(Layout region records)
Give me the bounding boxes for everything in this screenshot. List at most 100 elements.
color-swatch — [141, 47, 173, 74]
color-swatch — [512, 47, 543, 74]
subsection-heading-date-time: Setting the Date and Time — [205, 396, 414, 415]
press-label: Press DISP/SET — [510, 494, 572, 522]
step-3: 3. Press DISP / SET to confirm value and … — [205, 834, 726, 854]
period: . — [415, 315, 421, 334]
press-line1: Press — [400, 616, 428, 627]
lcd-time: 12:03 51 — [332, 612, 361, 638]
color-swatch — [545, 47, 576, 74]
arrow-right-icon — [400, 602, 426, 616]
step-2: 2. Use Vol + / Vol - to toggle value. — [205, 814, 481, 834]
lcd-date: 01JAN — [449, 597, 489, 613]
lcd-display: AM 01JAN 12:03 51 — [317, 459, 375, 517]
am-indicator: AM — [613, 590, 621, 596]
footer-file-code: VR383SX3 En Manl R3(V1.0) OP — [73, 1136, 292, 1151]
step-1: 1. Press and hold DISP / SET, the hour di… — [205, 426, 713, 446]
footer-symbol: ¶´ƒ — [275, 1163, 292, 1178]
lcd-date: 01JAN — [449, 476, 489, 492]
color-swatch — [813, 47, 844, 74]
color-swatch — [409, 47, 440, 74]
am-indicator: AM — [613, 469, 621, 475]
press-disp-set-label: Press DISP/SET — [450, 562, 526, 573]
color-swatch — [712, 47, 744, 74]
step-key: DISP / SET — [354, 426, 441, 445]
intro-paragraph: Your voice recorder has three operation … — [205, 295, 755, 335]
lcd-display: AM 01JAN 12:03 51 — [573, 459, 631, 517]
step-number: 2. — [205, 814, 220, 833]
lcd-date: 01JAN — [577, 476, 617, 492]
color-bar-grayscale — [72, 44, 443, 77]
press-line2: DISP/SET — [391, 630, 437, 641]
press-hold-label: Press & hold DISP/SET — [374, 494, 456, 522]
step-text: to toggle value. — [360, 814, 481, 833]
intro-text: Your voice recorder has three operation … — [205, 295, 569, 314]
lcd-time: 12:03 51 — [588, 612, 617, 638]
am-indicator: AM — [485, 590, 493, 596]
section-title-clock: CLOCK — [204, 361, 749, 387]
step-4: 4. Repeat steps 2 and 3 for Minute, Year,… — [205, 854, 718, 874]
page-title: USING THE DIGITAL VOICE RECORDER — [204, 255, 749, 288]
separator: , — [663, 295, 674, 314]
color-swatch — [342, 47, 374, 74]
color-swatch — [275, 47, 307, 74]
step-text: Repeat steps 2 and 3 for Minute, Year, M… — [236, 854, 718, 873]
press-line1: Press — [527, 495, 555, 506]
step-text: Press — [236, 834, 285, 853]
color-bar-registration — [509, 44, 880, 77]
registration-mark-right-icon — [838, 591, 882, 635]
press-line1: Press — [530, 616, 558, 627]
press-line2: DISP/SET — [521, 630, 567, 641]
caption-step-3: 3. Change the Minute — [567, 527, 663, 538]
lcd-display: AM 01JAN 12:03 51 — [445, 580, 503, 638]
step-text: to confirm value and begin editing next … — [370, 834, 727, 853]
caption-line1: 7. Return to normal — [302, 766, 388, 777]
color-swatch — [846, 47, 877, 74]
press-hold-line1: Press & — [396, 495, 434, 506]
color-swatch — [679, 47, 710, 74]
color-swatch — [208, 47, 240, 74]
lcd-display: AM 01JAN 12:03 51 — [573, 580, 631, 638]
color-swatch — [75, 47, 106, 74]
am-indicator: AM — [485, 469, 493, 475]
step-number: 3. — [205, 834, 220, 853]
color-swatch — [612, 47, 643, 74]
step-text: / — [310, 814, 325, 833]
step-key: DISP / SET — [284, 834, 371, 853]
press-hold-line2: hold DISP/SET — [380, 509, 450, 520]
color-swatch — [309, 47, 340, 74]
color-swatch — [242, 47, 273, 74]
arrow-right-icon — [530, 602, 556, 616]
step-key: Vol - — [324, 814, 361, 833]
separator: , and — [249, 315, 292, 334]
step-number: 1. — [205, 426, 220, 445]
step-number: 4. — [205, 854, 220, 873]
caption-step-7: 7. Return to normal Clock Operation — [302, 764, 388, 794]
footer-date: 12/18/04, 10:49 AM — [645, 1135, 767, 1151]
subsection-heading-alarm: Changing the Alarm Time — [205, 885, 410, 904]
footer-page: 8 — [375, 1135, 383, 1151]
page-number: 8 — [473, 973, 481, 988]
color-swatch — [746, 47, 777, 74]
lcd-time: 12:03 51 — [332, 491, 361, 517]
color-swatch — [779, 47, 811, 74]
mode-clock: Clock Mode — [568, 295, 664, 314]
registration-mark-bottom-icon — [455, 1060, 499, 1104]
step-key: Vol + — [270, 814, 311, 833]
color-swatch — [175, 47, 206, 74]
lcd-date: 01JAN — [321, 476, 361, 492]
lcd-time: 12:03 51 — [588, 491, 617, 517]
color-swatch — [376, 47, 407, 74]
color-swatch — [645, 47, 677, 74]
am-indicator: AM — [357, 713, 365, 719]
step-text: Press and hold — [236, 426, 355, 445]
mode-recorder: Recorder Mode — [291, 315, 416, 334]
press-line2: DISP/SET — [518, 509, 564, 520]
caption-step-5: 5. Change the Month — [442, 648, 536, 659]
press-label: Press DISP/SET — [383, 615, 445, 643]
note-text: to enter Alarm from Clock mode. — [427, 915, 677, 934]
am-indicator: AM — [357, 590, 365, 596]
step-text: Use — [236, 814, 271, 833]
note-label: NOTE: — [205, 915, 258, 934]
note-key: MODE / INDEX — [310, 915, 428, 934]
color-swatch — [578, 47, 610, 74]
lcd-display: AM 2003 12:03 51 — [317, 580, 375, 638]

Problem description —
Copy every line of the material above word for word, in the same order and with each set of box numbers unchanged.

Exercise output —
Give me the bounding boxes for everything in this screenshot. List at most 100 elements.
color-swatch — [141, 47, 173, 74]
color-swatch — [512, 47, 543, 74]
subsection-heading-date-time: Setting the Date and Time — [205, 396, 414, 415]
press-label: Press DISP/SET — [510, 494, 572, 522]
step-3: 3. Press DISP / SET to confirm value and … — [205, 834, 726, 854]
period: . — [415, 315, 421, 334]
press-line1: Press — [400, 616, 428, 627]
lcd-time: 12:03 51 — [332, 612, 361, 638]
color-swatch — [545, 47, 576, 74]
arrow-right-icon — [400, 602, 426, 616]
step-2: 2. Use Vol + / Vol - to toggle value. — [205, 814, 481, 834]
lcd-date: 01JAN — [449, 597, 489, 613]
lcd-display: AM 01JAN 12:03 51 — [317, 459, 375, 517]
am-indicator: AM — [613, 590, 621, 596]
footer-file-code: VR383SX3 En Manl R3(V1.0) OP — [73, 1136, 292, 1151]
step-1: 1. Press and hold DISP / SET, the hour di… — [205, 426, 713, 446]
footer-symbol: ¶´ƒ — [275, 1163, 292, 1178]
lcd-date: 01JAN — [449, 476, 489, 492]
color-swatch — [813, 47, 844, 74]
color-swatch — [409, 47, 440, 74]
am-indicator: AM — [613, 469, 621, 475]
press-disp-set-label: Press DISP/SET — [450, 562, 526, 573]
color-swatch — [712, 47, 744, 74]
step-key: DISP / SET — [354, 426, 441, 445]
intro-paragraph: Your voice recorder has three operation … — [205, 295, 755, 335]
lcd-display: AM 01JAN 12:03 51 — [573, 459, 631, 517]
step-number: 2. — [205, 814, 220, 833]
lcd-date: 01JAN — [577, 476, 617, 492]
color-bar-grayscale — [72, 44, 443, 77]
press-line2: DISP/SET — [391, 630, 437, 641]
press-hold-label: Press & hold DISP/SET — [374, 494, 456, 522]
step-text: to toggle value. — [360, 814, 481, 833]
intro-text: Your voice recorder has three operation … — [205, 295, 569, 314]
lcd-time: 12:03 51 — [588, 612, 617, 638]
am-indicator: AM — [485, 590, 493, 596]
section-title-clock: CLOCK — [204, 361, 749, 387]
step-4: 4. Repeat steps 2 and 3 for Minute, Year,… — [205, 854, 718, 874]
page-title: USING THE DIGITAL VOICE RECORDER — [204, 255, 749, 288]
separator: , — [663, 295, 674, 314]
color-swatch — [342, 47, 374, 74]
color-swatch — [275, 47, 307, 74]
step-text: Repeat steps 2 and 3 for Minute, Year, M… — [236, 854, 718, 873]
press-line1: Press — [527, 495, 555, 506]
step-text: Press — [236, 834, 285, 853]
color-bar-registration — [509, 44, 880, 77]
registration-mark-right-icon — [838, 591, 882, 635]
press-line1: Press — [530, 616, 558, 627]
press-line2: DISP/SET — [521, 630, 567, 641]
caption-step-3: 3. Change the Minute — [567, 527, 663, 538]
lcd-display: AM 01JAN 12:03 51 — [445, 580, 503, 638]
step-text: to confirm value and begin editing next … — [370, 834, 727, 853]
caption-line1: 7. Return to normal — [302, 766, 388, 777]
color-swatch — [846, 47, 877, 74]
press-hold-line1: Press & — [396, 495, 434, 506]
color-swatch — [679, 47, 710, 74]
color-swatch — [208, 47, 240, 74]
lcd-display: AM 01JAN 12:03 51 — [573, 580, 631, 638]
color-swatch — [75, 47, 106, 74]
am-indicator: AM — [485, 469, 493, 475]
step-number: 3. — [205, 834, 220, 853]
color-swatch — [612, 47, 643, 74]
step-text: / — [310, 814, 325, 833]
step-key: DISP / SET — [284, 834, 371, 853]
press-hold-line2: hold DISP/SET — [380, 509, 450, 520]
color-swatch — [309, 47, 340, 74]
color-swatch — [242, 47, 273, 74]
arrow-right-icon — [530, 602, 556, 616]
step-key: Vol - — [324, 814, 361, 833]
separator: , and — [249, 315, 292, 334]
step-number: 1. — [205, 426, 220, 445]
step-number: 4. — [205, 854, 220, 873]
caption-step-7: 7. Return to normal Clock Operation — [302, 764, 388, 794]
footer-date: 12/18/04, 10:49 AM — [645, 1135, 767, 1151]
subsection-heading-alarm: Changing the Alarm Time — [205, 885, 410, 904]
footer-page: 8 — [375, 1135, 383, 1151]
page-number: 8 — [473, 973, 481, 988]
color-swatch — [746, 47, 777, 74]
lcd-time: 12:03 51 — [332, 491, 361, 517]
color-swatch — [779, 47, 811, 74]
mode-clock: Clock Mode — [568, 295, 664, 314]
registration-mark-bottom-icon — [455, 1060, 499, 1104]
step-key: Vol + — [270, 814, 311, 833]
color-swatch — [175, 47, 206, 74]
lcd-date: 01JAN — [321, 476, 361, 492]
lcd-time: 12:03 51 — [588, 491, 617, 517]
color-swatch — [376, 47, 407, 74]
color-swatch — [645, 47, 677, 74]
am-indicator: AM — [357, 713, 365, 719]
step-text: Press and hold — [236, 426, 355, 445]
mode-recorder: Recorder Mode — [291, 315, 416, 334]
press-line2: DISP/SET — [518, 509, 564, 520]
caption-step-5: 5. Change the Month — [442, 648, 536, 659]
press-label: Press DISP/SET — [383, 615, 445, 643]
note-text: to enter Alarm from Clock mode. — [427, 915, 677, 934]
am-indicator: AM — [357, 590, 365, 596]
step-text: Use — [236, 814, 271, 833]
note-label: NOTE: — [205, 915, 258, 934]
note-key: MODE / INDEX — [310, 915, 428, 934]
color-swatch — [578, 47, 610, 74]
lcd-display: AM 2003 12:03 51 — [317, 580, 375, 638]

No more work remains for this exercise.